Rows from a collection
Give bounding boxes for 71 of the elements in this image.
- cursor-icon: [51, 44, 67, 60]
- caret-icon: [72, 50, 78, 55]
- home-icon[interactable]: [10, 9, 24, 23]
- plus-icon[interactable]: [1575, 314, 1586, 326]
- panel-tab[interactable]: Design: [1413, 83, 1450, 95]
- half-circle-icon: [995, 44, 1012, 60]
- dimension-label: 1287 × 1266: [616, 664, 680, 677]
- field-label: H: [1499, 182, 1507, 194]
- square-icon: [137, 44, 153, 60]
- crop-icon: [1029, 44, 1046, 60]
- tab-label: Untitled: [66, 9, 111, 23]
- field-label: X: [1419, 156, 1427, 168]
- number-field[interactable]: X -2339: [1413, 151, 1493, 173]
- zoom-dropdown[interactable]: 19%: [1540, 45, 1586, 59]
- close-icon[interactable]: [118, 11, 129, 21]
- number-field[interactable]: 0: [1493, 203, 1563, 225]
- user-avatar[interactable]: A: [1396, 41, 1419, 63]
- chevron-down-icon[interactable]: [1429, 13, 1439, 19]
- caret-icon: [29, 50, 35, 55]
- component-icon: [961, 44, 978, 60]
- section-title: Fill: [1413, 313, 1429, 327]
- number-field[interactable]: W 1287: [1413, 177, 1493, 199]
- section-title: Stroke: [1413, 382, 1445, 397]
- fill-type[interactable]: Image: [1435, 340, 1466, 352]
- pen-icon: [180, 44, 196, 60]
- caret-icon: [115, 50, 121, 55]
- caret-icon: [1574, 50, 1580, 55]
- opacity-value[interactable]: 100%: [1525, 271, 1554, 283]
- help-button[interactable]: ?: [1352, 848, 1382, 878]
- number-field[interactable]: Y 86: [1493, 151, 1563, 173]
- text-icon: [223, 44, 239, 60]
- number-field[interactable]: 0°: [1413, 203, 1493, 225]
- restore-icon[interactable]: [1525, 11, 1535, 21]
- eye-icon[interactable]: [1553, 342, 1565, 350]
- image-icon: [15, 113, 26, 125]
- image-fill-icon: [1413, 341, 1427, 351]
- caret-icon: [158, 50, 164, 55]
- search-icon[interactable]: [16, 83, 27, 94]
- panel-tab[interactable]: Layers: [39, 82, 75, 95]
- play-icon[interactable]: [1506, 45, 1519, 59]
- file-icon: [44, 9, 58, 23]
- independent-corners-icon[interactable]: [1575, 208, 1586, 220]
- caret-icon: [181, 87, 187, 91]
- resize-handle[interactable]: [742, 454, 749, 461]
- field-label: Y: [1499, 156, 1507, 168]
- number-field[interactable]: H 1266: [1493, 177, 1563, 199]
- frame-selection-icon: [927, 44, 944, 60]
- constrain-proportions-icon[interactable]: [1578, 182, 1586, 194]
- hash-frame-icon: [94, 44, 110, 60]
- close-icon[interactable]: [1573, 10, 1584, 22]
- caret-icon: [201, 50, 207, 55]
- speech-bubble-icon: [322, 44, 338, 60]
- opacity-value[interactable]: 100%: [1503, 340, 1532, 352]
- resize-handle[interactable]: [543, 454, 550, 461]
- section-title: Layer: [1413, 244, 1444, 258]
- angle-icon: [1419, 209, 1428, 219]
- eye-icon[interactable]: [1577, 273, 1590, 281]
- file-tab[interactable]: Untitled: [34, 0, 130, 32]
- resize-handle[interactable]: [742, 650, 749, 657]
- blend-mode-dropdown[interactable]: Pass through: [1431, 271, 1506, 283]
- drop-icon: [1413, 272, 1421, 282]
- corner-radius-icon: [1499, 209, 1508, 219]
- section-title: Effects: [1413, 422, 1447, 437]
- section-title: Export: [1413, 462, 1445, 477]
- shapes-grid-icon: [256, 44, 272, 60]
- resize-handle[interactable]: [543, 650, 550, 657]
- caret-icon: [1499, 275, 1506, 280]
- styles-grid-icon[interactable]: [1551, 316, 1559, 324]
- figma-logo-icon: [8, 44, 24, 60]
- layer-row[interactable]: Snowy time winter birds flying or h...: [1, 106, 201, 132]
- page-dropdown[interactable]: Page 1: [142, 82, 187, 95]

> _Aim of the task_:
Copy every one of the rows above word for word, keeping each line unchanged.

> _Response below_:
Give bounding boxes for 71 of the elements in this image.
- cursor-icon: [51, 44, 67, 60]
- caret-icon: [72, 50, 78, 55]
- home-icon[interactable]: [10, 9, 24, 23]
- plus-icon[interactable]: [1575, 314, 1586, 326]
- panel-tab[interactable]: Design: [1413, 83, 1450, 95]
- half-circle-icon: [995, 44, 1012, 60]
- dimension-label: 1287 × 1266: [616, 664, 680, 677]
- field-label: H: [1499, 182, 1507, 194]
- square-icon: [137, 44, 153, 60]
- crop-icon: [1029, 44, 1046, 60]
- tab-label: Untitled: [66, 9, 111, 23]
- field-label: X: [1419, 156, 1427, 168]
- number-field[interactable]: X -2339: [1413, 151, 1493, 173]
- zoom-dropdown[interactable]: 19%: [1540, 45, 1586, 59]
- close-icon[interactable]: [118, 11, 129, 21]
- number-field[interactable]: 0: [1493, 203, 1563, 225]
- user-avatar[interactable]: A: [1396, 41, 1419, 63]
- chevron-down-icon[interactable]: [1429, 13, 1439, 19]
- caret-icon: [29, 50, 35, 55]
- component-icon: [961, 44, 978, 60]
- section-title: Fill: [1413, 313, 1429, 327]
- number-field[interactable]: W 1287: [1413, 177, 1493, 199]
- section-title: Stroke: [1413, 382, 1445, 397]
- fill-type[interactable]: Image: [1435, 340, 1466, 352]
- pen-icon: [180, 44, 196, 60]
- caret-icon: [115, 50, 121, 55]
- caret-icon: [1574, 50, 1580, 55]
- opacity-value[interactable]: 100%: [1525, 271, 1554, 283]
- help-button[interactable]: ?: [1352, 848, 1382, 878]
- number-field[interactable]: Y 86: [1493, 151, 1563, 173]
- text-icon: [223, 44, 239, 60]
- number-field[interactable]: 0°: [1413, 203, 1493, 225]
- restore-icon[interactable]: [1525, 11, 1535, 21]
- eye-icon[interactable]: [1553, 342, 1565, 350]
- image-icon: [15, 113, 26, 125]
- image-fill-icon: [1413, 341, 1427, 351]
- caret-icon: [158, 50, 164, 55]
- search-icon[interactable]: [16, 83, 27, 94]
- panel-tab[interactable]: Layers: [39, 82, 75, 95]
- play-icon[interactable]: [1506, 45, 1519, 59]
- file-icon: [44, 9, 58, 23]
- independent-corners-icon[interactable]: [1575, 208, 1586, 220]
- caret-icon: [181, 87, 187, 91]
- resize-handle[interactable]: [742, 454, 749, 461]
- field-label: Y: [1499, 156, 1507, 168]
- number-field[interactable]: H 1266: [1493, 177, 1563, 199]
- frame-selection-icon: [927, 44, 944, 60]
- constrain-proportions-icon[interactable]: [1578, 182, 1586, 194]
- hash-frame-icon: [94, 44, 110, 60]
- close-icon[interactable]: [1573, 10, 1584, 22]
- caret-icon: [201, 50, 207, 55]
- speech-bubble-icon: [322, 44, 338, 60]
- opacity-value[interactable]: 100%: [1503, 340, 1532, 352]
- resize-handle[interactable]: [543, 454, 550, 461]
- section-title: Layer: [1413, 244, 1444, 258]
- angle-icon: [1419, 209, 1428, 219]
- eye-icon[interactable]: [1577, 273, 1590, 281]
- file-tab[interactable]: Untitled: [34, 0, 130, 32]
- resize-handle[interactable]: [742, 650, 749, 657]
- blend-mode-dropdown[interactable]: Pass through: [1431, 271, 1506, 283]
- drop-icon: [1413, 272, 1421, 282]
- corner-radius-icon: [1499, 209, 1508, 219]
- section-title: Effects: [1413, 422, 1447, 437]
- section-title: Export: [1413, 462, 1445, 477]
- shapes-grid-icon: [256, 44, 272, 60]
- resize-handle[interactable]: [543, 650, 550, 657]
- caret-icon: [1499, 275, 1506, 280]
- styles-grid-icon[interactable]: [1551, 316, 1559, 324]
- figma-logo-icon: [8, 44, 24, 60]
- layer-row[interactable]: Snowy time winter birds flying or h...: [1, 106, 201, 132]
- page-dropdown[interactable]: Page 1: [142, 82, 187, 95]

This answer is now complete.